SUPPLIED DATA.
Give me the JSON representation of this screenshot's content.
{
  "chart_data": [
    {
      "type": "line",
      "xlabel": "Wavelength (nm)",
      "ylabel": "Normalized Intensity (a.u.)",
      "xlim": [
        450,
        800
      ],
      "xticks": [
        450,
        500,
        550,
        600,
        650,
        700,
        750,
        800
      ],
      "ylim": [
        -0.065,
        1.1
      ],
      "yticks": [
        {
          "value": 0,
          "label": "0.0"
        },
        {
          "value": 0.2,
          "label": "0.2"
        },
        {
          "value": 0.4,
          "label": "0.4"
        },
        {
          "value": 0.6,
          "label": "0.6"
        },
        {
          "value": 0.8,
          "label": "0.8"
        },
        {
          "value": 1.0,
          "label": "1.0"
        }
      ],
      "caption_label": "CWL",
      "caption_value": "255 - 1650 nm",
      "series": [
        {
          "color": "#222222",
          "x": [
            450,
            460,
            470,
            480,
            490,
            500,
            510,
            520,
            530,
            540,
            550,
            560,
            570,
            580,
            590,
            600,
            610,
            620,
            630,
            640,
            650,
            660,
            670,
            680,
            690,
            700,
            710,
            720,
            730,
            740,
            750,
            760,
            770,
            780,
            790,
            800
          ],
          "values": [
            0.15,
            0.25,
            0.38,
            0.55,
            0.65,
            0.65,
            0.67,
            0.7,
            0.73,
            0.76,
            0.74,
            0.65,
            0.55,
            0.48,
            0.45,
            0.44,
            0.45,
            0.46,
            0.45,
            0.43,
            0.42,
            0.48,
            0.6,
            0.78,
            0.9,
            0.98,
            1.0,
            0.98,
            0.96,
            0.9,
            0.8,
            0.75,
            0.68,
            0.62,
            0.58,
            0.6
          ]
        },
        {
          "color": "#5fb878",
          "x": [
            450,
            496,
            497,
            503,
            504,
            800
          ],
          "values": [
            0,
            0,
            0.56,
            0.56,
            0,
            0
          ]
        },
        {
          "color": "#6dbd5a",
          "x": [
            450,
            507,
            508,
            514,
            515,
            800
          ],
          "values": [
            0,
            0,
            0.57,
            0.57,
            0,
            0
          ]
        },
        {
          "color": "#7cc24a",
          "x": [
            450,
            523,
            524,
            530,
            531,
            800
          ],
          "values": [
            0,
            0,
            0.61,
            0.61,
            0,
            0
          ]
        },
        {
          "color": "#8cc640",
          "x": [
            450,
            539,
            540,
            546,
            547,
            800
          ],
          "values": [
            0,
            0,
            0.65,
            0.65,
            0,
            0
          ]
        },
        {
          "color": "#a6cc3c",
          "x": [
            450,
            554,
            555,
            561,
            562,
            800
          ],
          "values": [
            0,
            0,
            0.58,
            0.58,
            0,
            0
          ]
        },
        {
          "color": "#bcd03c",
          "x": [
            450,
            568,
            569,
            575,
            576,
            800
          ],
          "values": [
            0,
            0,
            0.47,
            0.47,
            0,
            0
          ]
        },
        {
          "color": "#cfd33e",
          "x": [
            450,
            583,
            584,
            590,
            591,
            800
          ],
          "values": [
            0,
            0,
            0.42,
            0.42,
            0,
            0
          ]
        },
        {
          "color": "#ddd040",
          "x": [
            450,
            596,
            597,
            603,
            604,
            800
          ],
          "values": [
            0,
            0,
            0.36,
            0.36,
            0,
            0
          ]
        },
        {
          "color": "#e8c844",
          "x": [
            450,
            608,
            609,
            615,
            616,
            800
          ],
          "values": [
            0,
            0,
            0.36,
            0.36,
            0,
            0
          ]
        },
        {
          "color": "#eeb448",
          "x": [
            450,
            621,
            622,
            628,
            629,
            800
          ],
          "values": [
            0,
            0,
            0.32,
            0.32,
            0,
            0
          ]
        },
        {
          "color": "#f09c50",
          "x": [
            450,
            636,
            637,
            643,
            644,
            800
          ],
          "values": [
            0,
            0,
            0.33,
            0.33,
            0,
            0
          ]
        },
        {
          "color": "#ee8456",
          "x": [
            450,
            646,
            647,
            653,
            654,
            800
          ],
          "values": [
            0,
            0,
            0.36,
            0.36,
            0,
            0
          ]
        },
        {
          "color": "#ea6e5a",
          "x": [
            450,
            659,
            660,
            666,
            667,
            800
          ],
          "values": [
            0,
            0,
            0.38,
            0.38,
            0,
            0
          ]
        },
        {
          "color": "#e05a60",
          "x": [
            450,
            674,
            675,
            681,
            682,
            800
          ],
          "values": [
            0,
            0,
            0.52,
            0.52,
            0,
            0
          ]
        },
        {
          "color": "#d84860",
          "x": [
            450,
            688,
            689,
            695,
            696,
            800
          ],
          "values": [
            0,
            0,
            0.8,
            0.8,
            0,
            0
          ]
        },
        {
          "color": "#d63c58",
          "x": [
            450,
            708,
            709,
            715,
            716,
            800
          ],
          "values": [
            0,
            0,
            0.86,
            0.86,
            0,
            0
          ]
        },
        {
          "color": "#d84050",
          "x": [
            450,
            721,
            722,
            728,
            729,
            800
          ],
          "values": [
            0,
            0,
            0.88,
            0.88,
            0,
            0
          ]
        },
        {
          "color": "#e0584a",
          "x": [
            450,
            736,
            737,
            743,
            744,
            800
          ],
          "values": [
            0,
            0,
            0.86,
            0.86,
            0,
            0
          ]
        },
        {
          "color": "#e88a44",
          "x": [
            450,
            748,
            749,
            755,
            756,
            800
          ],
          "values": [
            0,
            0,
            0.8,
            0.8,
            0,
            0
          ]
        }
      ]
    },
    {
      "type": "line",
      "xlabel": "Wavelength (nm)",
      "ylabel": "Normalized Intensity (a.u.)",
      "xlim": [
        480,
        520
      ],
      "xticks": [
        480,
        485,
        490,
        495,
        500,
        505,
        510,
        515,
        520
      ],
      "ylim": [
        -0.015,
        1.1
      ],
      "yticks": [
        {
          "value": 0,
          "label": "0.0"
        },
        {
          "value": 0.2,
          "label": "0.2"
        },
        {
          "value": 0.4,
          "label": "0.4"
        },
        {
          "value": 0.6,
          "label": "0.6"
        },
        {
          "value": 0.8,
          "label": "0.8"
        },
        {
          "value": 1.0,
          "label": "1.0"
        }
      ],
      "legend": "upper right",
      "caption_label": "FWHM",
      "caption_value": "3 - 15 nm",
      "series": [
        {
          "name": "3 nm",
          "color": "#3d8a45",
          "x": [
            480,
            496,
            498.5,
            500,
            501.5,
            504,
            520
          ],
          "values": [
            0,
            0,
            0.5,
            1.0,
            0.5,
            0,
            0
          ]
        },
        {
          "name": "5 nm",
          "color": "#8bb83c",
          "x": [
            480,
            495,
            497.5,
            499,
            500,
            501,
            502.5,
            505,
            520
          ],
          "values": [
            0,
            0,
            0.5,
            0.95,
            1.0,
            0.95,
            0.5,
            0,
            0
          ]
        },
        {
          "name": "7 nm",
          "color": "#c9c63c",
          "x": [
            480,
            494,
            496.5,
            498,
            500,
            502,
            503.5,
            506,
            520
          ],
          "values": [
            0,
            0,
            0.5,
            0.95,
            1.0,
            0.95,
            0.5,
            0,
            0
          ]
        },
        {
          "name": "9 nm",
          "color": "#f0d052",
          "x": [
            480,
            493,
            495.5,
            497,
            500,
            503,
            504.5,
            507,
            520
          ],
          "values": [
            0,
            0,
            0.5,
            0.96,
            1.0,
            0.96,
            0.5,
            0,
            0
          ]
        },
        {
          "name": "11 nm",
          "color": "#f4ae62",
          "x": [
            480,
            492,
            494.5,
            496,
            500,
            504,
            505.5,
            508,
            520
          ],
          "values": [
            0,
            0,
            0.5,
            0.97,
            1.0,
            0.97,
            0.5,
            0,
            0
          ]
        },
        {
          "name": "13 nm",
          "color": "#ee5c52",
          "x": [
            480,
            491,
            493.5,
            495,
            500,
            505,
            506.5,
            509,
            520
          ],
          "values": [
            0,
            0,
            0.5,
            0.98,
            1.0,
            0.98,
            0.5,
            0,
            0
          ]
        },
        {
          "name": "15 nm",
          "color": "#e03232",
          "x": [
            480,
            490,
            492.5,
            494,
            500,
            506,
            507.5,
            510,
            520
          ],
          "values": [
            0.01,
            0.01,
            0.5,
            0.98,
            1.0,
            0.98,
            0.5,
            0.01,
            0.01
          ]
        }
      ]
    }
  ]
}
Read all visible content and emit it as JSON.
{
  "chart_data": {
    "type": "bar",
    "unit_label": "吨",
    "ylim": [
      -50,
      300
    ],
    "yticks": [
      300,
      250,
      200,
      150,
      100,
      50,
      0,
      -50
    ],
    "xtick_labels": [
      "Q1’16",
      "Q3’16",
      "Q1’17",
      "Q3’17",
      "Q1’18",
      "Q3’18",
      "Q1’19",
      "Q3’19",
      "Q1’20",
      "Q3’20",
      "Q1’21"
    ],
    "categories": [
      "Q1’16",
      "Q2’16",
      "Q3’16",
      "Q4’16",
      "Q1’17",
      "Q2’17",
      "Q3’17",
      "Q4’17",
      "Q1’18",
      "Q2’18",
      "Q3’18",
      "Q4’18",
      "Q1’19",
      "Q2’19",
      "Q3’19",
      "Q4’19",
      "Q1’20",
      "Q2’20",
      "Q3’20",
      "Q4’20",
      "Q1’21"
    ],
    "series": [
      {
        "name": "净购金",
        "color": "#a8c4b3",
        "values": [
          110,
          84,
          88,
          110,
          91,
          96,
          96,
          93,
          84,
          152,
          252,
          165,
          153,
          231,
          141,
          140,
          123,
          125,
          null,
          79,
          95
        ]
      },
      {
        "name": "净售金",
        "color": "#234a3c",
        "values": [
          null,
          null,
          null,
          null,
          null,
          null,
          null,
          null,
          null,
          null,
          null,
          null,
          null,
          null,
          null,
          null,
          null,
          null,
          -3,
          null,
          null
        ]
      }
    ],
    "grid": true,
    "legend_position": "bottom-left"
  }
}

WHAT IS EXPECTED.
Look above for lines with the word "content" and copy them all.

WRITTEN RESPONSE.
Give me the JSON representation of this screenshot's content.
Read all visible content and emit it as JSON.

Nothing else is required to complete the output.